*THE REQUEST*.
Using the data below, copy each line that includes the word "policy".

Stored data
** begin **
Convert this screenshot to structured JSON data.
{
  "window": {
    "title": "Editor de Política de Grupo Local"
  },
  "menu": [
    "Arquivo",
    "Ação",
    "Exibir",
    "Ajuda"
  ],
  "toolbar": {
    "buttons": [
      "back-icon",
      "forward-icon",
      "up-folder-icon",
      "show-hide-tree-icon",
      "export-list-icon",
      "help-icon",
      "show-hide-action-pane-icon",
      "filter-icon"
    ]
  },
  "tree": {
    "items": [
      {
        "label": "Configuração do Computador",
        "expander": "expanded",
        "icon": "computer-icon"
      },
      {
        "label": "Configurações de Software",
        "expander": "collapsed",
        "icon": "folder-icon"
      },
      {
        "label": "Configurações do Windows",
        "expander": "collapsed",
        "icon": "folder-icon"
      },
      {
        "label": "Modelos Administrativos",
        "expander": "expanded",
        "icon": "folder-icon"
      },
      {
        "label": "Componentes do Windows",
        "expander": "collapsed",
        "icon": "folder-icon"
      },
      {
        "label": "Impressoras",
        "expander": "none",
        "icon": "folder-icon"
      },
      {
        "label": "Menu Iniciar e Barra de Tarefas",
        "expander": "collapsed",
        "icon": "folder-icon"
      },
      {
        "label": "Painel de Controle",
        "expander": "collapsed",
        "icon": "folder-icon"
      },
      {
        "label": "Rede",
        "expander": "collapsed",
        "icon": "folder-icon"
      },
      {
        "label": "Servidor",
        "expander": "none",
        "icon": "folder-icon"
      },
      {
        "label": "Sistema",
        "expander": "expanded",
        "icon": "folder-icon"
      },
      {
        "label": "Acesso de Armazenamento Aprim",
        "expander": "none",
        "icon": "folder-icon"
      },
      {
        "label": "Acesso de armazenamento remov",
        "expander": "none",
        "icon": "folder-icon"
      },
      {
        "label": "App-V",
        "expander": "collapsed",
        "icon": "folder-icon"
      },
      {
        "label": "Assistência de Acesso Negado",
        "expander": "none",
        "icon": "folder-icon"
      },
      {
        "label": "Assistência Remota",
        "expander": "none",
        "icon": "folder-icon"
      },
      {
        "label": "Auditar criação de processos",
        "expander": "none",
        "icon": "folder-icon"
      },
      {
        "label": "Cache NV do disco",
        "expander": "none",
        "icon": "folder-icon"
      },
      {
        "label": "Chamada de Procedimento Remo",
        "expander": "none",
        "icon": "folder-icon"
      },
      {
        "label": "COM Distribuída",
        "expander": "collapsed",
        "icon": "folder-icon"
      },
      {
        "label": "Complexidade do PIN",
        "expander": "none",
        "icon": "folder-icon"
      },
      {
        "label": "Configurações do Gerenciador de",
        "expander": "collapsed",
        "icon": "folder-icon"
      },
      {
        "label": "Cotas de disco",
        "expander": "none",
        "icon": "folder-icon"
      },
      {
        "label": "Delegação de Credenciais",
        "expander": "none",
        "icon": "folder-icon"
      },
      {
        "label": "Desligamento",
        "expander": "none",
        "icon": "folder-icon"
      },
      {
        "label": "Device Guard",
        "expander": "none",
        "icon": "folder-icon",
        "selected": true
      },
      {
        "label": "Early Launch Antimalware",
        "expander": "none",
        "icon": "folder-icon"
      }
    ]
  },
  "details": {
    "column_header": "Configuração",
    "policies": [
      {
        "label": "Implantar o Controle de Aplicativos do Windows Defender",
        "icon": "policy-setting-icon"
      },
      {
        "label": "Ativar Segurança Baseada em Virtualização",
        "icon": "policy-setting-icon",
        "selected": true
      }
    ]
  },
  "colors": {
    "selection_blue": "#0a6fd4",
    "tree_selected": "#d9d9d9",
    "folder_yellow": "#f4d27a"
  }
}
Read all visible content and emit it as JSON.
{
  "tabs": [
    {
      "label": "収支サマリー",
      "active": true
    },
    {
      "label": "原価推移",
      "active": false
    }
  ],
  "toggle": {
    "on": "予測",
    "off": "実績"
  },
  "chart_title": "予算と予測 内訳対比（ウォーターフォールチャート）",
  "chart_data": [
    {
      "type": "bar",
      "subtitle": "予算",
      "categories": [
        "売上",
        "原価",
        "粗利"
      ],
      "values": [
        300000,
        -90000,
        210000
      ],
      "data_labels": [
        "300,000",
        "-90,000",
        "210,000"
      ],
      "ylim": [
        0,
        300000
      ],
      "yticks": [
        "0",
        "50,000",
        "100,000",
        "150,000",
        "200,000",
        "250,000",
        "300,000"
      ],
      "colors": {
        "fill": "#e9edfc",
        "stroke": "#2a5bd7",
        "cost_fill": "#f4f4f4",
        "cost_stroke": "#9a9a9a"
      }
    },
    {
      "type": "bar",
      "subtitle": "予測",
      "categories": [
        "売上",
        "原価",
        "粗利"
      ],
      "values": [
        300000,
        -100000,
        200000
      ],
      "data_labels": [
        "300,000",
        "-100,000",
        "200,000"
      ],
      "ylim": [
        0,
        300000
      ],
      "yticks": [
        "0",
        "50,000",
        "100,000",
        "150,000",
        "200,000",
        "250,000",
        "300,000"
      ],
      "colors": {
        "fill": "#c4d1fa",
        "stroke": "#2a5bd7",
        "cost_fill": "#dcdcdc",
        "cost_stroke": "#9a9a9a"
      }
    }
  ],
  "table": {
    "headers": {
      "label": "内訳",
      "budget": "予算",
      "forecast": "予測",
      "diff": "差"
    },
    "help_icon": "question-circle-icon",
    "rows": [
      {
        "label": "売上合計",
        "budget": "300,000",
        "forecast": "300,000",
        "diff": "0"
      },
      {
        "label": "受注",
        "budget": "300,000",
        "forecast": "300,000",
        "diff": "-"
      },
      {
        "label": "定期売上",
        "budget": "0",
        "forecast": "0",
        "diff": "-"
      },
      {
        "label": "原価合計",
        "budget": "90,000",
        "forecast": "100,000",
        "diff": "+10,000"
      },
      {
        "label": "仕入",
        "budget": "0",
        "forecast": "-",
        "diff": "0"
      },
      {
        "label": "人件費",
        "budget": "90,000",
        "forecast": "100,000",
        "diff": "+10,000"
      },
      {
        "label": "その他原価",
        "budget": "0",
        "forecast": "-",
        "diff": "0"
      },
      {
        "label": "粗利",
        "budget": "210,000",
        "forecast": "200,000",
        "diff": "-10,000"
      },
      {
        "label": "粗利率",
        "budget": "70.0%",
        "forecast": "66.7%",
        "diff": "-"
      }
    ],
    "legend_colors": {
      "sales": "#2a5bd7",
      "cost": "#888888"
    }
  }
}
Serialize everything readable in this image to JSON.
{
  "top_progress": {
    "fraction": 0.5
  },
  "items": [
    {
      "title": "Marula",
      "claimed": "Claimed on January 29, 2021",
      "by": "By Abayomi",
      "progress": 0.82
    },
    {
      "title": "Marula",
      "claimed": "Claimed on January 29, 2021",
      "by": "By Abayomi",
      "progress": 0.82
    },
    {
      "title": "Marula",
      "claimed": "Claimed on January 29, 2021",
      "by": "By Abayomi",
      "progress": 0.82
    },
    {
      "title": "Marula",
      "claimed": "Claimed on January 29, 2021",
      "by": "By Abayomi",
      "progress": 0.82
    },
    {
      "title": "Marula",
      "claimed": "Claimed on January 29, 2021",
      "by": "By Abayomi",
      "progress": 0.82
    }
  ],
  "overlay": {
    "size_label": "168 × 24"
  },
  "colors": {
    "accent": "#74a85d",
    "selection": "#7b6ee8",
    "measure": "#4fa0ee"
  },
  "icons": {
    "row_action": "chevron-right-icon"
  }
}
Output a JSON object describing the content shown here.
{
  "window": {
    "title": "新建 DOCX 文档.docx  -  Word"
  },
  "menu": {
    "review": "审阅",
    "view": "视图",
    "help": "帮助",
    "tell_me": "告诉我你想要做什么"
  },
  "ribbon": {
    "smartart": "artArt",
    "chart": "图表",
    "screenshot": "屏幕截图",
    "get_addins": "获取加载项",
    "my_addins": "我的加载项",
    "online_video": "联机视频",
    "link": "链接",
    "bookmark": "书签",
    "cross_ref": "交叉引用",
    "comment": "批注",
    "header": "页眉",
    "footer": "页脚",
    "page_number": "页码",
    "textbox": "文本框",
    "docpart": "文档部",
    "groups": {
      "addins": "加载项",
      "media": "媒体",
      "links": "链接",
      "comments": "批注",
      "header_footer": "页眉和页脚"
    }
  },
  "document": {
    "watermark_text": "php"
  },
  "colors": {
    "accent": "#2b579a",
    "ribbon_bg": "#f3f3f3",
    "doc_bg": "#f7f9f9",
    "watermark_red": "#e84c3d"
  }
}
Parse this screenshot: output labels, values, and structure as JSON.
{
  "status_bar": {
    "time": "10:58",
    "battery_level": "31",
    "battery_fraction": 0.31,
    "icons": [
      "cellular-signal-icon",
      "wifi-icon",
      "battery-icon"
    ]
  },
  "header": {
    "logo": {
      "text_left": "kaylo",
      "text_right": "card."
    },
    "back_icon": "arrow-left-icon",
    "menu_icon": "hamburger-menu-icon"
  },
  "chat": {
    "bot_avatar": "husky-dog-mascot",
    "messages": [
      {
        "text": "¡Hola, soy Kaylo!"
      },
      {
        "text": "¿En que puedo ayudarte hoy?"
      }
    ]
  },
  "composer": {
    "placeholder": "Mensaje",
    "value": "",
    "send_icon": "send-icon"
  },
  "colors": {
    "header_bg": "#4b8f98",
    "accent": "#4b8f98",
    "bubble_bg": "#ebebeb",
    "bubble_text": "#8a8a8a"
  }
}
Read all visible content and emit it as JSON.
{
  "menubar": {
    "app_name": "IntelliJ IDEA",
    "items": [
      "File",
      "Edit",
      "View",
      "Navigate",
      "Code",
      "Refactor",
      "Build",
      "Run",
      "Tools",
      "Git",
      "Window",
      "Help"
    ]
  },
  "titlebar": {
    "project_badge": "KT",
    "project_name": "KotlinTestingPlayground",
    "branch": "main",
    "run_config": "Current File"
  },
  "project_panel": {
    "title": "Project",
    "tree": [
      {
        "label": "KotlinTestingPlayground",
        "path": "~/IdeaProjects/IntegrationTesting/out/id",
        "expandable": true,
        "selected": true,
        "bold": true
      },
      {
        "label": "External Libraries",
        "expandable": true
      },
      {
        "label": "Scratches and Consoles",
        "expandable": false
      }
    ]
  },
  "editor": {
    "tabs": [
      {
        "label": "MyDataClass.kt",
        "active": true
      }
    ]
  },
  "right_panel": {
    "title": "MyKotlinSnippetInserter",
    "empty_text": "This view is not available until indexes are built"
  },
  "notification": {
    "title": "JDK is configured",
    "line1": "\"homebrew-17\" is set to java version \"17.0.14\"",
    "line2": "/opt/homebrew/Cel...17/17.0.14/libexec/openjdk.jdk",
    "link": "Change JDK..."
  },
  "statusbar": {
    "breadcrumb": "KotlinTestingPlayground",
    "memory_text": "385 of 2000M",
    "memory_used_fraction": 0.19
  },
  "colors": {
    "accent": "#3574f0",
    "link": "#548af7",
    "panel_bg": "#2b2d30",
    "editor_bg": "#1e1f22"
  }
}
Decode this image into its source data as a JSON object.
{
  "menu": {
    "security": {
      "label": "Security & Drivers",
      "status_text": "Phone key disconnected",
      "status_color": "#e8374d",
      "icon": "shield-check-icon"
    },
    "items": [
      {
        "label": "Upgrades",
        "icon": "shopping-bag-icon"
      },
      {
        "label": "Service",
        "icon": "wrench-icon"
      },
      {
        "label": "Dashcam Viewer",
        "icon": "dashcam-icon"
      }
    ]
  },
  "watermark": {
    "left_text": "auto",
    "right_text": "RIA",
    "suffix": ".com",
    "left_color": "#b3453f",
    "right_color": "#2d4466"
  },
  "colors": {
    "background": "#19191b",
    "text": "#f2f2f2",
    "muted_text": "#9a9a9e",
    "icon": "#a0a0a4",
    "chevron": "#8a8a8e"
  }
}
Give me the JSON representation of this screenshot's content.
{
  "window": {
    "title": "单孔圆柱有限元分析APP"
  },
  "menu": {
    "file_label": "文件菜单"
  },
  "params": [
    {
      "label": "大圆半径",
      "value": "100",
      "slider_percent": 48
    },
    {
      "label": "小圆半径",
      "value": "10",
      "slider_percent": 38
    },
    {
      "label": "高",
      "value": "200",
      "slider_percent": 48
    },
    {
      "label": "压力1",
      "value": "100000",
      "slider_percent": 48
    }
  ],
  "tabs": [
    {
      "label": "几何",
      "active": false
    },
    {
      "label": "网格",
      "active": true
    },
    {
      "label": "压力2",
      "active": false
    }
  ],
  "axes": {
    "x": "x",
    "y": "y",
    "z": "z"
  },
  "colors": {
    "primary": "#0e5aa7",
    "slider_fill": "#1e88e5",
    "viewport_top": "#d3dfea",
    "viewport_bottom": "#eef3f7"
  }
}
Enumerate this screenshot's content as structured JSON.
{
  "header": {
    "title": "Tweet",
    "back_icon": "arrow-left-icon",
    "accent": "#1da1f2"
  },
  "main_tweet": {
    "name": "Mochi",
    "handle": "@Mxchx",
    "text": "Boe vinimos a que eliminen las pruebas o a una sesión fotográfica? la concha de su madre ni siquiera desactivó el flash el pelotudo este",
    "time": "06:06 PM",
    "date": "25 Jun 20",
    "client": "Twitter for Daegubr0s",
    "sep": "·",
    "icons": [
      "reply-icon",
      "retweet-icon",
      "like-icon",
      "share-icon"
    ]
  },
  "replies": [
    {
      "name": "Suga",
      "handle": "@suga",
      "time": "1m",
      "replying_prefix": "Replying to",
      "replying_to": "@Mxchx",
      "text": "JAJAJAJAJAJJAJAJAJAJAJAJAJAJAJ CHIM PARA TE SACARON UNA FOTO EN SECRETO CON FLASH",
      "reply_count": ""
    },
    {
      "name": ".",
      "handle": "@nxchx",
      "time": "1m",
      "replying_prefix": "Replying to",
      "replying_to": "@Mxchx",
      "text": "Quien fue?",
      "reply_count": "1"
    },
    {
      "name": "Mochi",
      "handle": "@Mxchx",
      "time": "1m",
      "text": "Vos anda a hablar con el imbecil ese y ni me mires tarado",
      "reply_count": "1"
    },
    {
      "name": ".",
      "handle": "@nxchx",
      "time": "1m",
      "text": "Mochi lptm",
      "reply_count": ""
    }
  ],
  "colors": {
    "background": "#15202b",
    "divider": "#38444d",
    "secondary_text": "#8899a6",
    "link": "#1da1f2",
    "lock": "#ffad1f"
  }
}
** end **
*COMPLETED EXERCISE*.
        "icon": "policy-setting-icon"
        "icon": "policy-setting-icon",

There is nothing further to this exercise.